Below is a listing to transcribe in full and exactly; keep the pictures out.

(Entries taken from a collection)
■ ■ ■ ■

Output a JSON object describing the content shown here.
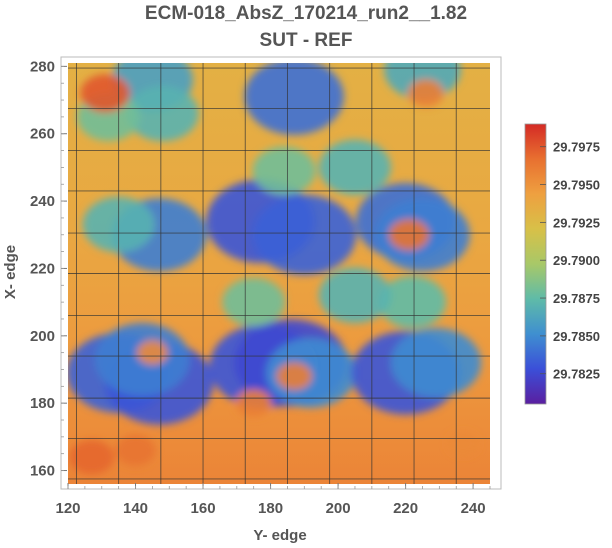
{
  "chart_data": {
    "type": "heatmap",
    "title": "ECM-018_AbsZ_170214_run2__1.82",
    "subtitle": "SUT - REF",
    "xlabel": "Y- edge",
    "ylabel": "X- edge",
    "xlim": [
      120,
      245
    ],
    "ylim": [
      156,
      281
    ],
    "x_ticks": [
      120,
      140,
      160,
      180,
      200,
      220,
      240
    ],
    "y_ticks": [
      160,
      180,
      200,
      220,
      240,
      260,
      280
    ],
    "grid": true,
    "grid_x": [
      122.5,
      135,
      147.5,
      160,
      172.5,
      185,
      197.5,
      210,
      222.5,
      235
    ],
    "grid_y": [
      157.5,
      169.5,
      181.5,
      194,
      206,
      218.5,
      230.5,
      243,
      255,
      267.5,
      279.5
    ],
    "colorbar": {
      "min": 29.7805,
      "max": 29.799,
      "ticks": [
        29.7975,
        29.795,
        29.7925,
        29.79,
        29.7875,
        29.785,
        29.7825
      ],
      "tick_labels": [
        "29.7975",
        "29.7950",
        "29.7925",
        "29.7900",
        "29.7875",
        "29.7850",
        "29.7825"
      ],
      "colors": [
        "#5a1fa0",
        "#3b4fd8",
        "#3f8fd0",
        "#5fbba8",
        "#a8c868",
        "#d8c048",
        "#eea040",
        "#e87030",
        "#d42a25"
      ]
    },
    "base_value": 29.7935,
    "features": [
      {
        "type": "low",
        "x": 135,
        "y": 189,
        "value": 29.7835
      },
      {
        "type": "low",
        "x": 147,
        "y": 186,
        "value": 29.783
      },
      {
        "type": "low",
        "x": 142,
        "y": 193,
        "value": 29.7845
      },
      {
        "type": "low",
        "x": 178,
        "y": 191,
        "value": 29.783
      },
      {
        "type": "low",
        "x": 186,
        "y": 192,
        "value": 29.7825
      },
      {
        "type": "low",
        "x": 192,
        "y": 189,
        "value": 29.785
      },
      {
        "type": "low",
        "x": 220,
        "y": 189,
        "value": 29.783
      },
      {
        "type": "low",
        "x": 229,
        "y": 192,
        "value": 29.785
      },
      {
        "type": "low",
        "x": 177,
        "y": 234,
        "value": 29.783
      },
      {
        "type": "low",
        "x": 190,
        "y": 230,
        "value": 29.7835
      },
      {
        "type": "low",
        "x": 220,
        "y": 234,
        "value": 29.784
      },
      {
        "type": "low",
        "x": 225,
        "y": 230,
        "value": 29.7845
      },
      {
        "type": "low",
        "x": 147,
        "y": 230,
        "value": 29.7845
      },
      {
        "type": "low",
        "x": 135,
        "y": 233,
        "value": 29.787
      },
      {
        "type": "low",
        "x": 187,
        "y": 271,
        "value": 29.784
      },
      {
        "type": "low",
        "x": 225,
        "y": 279,
        "value": 29.7865
      },
      {
        "type": "low",
        "x": 145,
        "y": 276,
        "value": 29.786
      },
      {
        "type": "low",
        "x": 148,
        "y": 266,
        "value": 29.787
      },
      {
        "type": "low",
        "x": 205,
        "y": 250,
        "value": 29.787
      },
      {
        "type": "low",
        "x": 184,
        "y": 249,
        "value": 29.788
      },
      {
        "type": "low",
        "x": 222,
        "y": 210,
        "value": 29.7875
      },
      {
        "type": "low",
        "x": 175,
        "y": 210,
        "value": 29.788
      },
      {
        "type": "low",
        "x": 132,
        "y": 265,
        "value": 29.788
      },
      {
        "type": "low",
        "x": 205,
        "y": 212,
        "value": 29.787
      },
      {
        "type": "high",
        "x": 131,
        "y": 272,
        "value": 29.7975
      },
      {
        "type": "high",
        "x": 127,
        "y": 164,
        "value": 29.797
      },
      {
        "type": "high",
        "x": 140,
        "y": 166,
        "value": 29.7965
      },
      {
        "type": "high",
        "x": 175,
        "y": 180,
        "value": 29.796
      },
      {
        "type": "high",
        "x": 187,
        "y": 188,
        "value": 29.796
      },
      {
        "type": "high",
        "x": 221,
        "y": 230,
        "value": 29.7965
      },
      {
        "type": "high",
        "x": 226,
        "y": 272,
        "value": 29.796
      },
      {
        "type": "high",
        "x": 145,
        "y": 195,
        "value": 29.7955
      },
      {
        "type": "high",
        "x": 237,
        "y": 168,
        "value": 29.7955
      }
    ]
  }
}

■ ■ ■ ■

__Answer to the task__
Output a JSON object describing the content shown here.
{
  "chart_data": {
    "type": "heatmap",
    "title": "ECM-018_AbsZ_170214_run2__1.82",
    "subtitle": "SUT - REF",
    "xlabel": "Y- edge",
    "ylabel": "X- edge",
    "xlim": [
      120,
      245
    ],
    "ylim": [
      156,
      281
    ],
    "x_ticks": [
      120,
      140,
      160,
      180,
      200,
      220,
      240
    ],
    "y_ticks": [
      160,
      180,
      200,
      220,
      240,
      260,
      280
    ],
    "grid": true,
    "grid_x": [
      122.5,
      135,
      147.5,
      160,
      172.5,
      185,
      197.5,
      210,
      222.5,
      235
    ],
    "grid_y": [
      157.5,
      169.5,
      181.5,
      194,
      206,
      218.5,
      230.5,
      243,
      255,
      267.5,
      279.5
    ],
    "colorbar": {
      "min": 29.7805,
      "max": 29.799,
      "ticks": [
        29.7975,
        29.795,
        29.7925,
        29.79,
        29.7875,
        29.785,
        29.7825
      ],
      "tick_labels": [
        "29.7975",
        "29.7950",
        "29.7925",
        "29.7900",
        "29.7875",
        "29.7850",
        "29.7825"
      ],
      "colors": [
        "#5a1fa0",
        "#3b4fd8",
        "#3f8fd0",
        "#5fbba8",
        "#a8c868",
        "#d8c048",
        "#eea040",
        "#e87030",
        "#d42a25"
      ]
    },
    "base_value": 29.7935,
    "features": [
      {
        "type": "low",
        "x": 135,
        "y": 189,
        "value": 29.7835
      },
      {
        "type": "low",
        "x": 147,
        "y": 186,
        "value": 29.783
      },
      {
        "type": "low",
        "x": 142,
        "y": 193,
        "value": 29.7845
      },
      {
        "type": "low",
        "x": 178,
        "y": 191,
        "value": 29.783
      },
      {
        "type": "low",
        "x": 186,
        "y": 192,
        "value": 29.7825
      },
      {
        "type": "low",
        "x": 192,
        "y": 189,
        "value": 29.785
      },
      {
        "type": "low",
        "x": 220,
        "y": 189,
        "value": 29.783
      },
      {
        "type": "low",
        "x": 229,
        "y": 192,
        "value": 29.785
      },
      {
        "type": "low",
        "x": 177,
        "y": 234,
        "value": 29.783
      },
      {
        "type": "low",
        "x": 190,
        "y": 230,
        "value": 29.7835
      },
      {
        "type": "low",
        "x": 220,
        "y": 234,
        "value": 29.784
      },
      {
        "type": "low",
        "x": 225,
        "y": 230,
        "value": 29.7845
      },
      {
        "type": "low",
        "x": 147,
        "y": 230,
        "value": 29.7845
      },
      {
        "type": "low",
        "x": 135,
        "y": 233,
        "value": 29.787
      },
      {
        "type": "low",
        "x": 187,
        "y": 271,
        "value": 29.784
      },
      {
        "type": "low",
        "x": 225,
        "y": 279,
        "value": 29.7865
      },
      {
        "type": "low",
        "x": 145,
        "y": 276,
        "value": 29.786
      },
      {
        "type": "low",
        "x": 148,
        "y": 266,
        "value": 29.787
      },
      {
        "type": "low",
        "x": 205,
        "y": 250,
        "value": 29.787
      },
      {
        "type": "low",
        "x": 184,
        "y": 249,
        "value": 29.788
      },
      {
        "type": "low",
        "x": 222,
        "y": 210,
        "value": 29.7875
      },
      {
        "type": "low",
        "x": 175,
        "y": 210,
        "value": 29.788
      },
      {
        "type": "low",
        "x": 132,
        "y": 265,
        "value": 29.788
      },
      {
        "type": "low",
        "x": 205,
        "y": 212,
        "value": 29.787
      },
      {
        "type": "high",
        "x": 131,
        "y": 272,
        "value": 29.7975
      },
      {
        "type": "high",
        "x": 127,
        "y": 164,
        "value": 29.797
      },
      {
        "type": "high",
        "x": 140,
        "y": 166,
        "value": 29.7965
      },
      {
        "type": "high",
        "x": 175,
        "y": 180,
        "value": 29.796
      },
      {
        "type": "high",
        "x": 187,
        "y": 188,
        "value": 29.796
      },
      {
        "type": "high",
        "x": 221,
        "y": 230,
        "value": 29.7965
      },
      {
        "type": "high",
        "x": 226,
        "y": 272,
        "value": 29.796
      },
      {
        "type": "high",
        "x": 145,
        "y": 195,
        "value": 29.7955
      },
      {
        "type": "high",
        "x": 237,
        "y": 168,
        "value": 29.7955
      }
    ]
  }
}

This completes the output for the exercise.